#### Exercise requirements:
Select the lines of the records containing the word "true" and list them.

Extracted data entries
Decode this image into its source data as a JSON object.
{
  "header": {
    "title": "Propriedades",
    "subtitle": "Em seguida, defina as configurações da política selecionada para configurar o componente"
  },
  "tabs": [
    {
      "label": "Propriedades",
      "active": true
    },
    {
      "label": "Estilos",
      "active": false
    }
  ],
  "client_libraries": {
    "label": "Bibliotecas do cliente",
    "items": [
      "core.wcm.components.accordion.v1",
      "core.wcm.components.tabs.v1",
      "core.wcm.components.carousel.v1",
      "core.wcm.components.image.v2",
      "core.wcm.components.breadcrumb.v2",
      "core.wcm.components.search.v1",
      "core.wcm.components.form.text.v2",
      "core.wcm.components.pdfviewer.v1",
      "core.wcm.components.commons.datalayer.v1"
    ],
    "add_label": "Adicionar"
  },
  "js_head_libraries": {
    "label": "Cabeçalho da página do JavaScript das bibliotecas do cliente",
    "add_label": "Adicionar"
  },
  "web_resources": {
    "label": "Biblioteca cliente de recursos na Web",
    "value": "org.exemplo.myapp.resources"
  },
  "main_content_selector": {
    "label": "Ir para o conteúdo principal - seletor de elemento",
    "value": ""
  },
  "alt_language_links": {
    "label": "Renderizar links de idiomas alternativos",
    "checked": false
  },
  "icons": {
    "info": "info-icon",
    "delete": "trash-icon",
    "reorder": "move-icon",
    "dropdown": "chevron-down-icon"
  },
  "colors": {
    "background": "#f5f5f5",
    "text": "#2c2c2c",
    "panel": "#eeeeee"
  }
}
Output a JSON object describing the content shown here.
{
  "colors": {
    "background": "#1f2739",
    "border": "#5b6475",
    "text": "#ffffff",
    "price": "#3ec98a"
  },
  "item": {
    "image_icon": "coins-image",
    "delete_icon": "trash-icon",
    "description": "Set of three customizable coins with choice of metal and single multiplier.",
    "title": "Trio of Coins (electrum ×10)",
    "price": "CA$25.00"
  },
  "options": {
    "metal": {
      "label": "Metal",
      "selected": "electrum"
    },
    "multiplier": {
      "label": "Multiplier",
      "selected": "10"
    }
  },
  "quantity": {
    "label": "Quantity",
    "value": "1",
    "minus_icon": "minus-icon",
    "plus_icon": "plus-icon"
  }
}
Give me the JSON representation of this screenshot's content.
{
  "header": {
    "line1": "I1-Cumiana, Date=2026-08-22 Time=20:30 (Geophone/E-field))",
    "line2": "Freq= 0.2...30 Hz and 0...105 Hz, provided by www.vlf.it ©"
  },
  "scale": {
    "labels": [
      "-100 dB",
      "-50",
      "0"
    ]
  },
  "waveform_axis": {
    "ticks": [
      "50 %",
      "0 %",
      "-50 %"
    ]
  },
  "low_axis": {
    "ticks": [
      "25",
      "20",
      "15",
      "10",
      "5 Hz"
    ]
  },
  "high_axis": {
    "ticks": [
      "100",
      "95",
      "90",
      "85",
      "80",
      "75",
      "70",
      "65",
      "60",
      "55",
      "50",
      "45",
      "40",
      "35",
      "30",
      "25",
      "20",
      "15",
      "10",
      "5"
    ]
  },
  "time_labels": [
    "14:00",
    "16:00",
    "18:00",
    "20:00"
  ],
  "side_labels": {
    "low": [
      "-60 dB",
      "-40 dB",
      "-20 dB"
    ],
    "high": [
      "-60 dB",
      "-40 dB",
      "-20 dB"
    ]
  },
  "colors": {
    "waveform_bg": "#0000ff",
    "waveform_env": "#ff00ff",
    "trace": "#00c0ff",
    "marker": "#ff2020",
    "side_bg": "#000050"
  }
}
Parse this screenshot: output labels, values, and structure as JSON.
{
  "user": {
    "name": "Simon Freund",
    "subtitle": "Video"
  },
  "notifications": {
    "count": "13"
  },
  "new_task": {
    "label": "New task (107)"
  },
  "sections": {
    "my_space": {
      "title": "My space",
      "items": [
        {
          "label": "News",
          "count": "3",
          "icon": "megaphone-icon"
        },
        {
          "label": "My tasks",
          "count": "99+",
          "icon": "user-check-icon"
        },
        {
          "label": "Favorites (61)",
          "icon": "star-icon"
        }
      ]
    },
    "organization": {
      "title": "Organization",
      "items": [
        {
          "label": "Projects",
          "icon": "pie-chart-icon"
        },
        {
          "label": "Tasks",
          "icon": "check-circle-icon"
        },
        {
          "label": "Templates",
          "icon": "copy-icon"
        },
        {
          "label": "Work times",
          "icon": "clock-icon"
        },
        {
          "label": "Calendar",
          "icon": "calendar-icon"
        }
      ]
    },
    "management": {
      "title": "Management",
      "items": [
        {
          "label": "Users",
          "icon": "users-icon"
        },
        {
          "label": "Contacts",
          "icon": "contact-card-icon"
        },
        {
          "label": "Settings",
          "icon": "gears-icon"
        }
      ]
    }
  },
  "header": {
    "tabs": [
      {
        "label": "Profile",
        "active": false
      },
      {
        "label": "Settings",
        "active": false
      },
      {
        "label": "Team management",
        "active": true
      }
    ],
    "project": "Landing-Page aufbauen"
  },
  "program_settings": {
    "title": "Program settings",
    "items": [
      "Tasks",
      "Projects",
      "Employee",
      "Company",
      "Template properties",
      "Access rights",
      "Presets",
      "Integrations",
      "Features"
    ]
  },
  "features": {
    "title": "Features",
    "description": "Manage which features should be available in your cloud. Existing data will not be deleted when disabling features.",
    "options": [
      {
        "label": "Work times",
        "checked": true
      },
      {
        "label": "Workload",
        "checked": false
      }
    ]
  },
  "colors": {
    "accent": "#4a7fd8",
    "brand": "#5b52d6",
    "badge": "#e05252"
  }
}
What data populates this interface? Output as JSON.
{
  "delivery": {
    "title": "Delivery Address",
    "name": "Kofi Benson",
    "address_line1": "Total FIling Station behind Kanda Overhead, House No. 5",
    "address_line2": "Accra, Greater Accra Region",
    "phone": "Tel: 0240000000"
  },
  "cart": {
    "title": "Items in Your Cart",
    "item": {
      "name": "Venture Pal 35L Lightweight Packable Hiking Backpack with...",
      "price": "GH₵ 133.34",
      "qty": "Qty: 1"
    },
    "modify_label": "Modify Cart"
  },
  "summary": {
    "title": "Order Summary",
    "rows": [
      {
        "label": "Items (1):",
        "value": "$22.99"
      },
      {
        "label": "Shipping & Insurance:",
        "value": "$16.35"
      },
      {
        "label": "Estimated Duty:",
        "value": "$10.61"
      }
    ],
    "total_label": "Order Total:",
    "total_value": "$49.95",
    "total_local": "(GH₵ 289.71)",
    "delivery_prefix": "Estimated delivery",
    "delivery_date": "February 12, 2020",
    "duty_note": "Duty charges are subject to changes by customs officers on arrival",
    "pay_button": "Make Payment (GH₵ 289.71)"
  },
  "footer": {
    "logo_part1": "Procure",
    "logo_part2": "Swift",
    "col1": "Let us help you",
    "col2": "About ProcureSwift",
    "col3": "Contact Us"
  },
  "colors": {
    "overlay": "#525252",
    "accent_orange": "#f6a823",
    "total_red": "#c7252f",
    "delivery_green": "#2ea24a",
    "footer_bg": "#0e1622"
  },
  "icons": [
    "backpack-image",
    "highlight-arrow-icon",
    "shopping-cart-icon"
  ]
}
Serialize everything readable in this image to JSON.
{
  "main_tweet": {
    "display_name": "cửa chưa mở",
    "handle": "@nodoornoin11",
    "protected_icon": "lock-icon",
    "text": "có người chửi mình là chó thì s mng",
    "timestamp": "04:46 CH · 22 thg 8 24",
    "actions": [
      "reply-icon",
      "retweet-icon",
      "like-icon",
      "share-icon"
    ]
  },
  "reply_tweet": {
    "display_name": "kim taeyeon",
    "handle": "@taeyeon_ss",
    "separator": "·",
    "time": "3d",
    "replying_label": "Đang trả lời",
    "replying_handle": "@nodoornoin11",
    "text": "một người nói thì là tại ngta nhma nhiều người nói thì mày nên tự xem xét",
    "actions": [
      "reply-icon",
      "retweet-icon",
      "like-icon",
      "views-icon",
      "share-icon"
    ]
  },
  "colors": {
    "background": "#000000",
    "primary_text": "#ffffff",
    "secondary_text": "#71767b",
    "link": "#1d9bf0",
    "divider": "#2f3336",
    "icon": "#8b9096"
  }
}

#### Task output:
      "active": true
        "active": true
        "checked": true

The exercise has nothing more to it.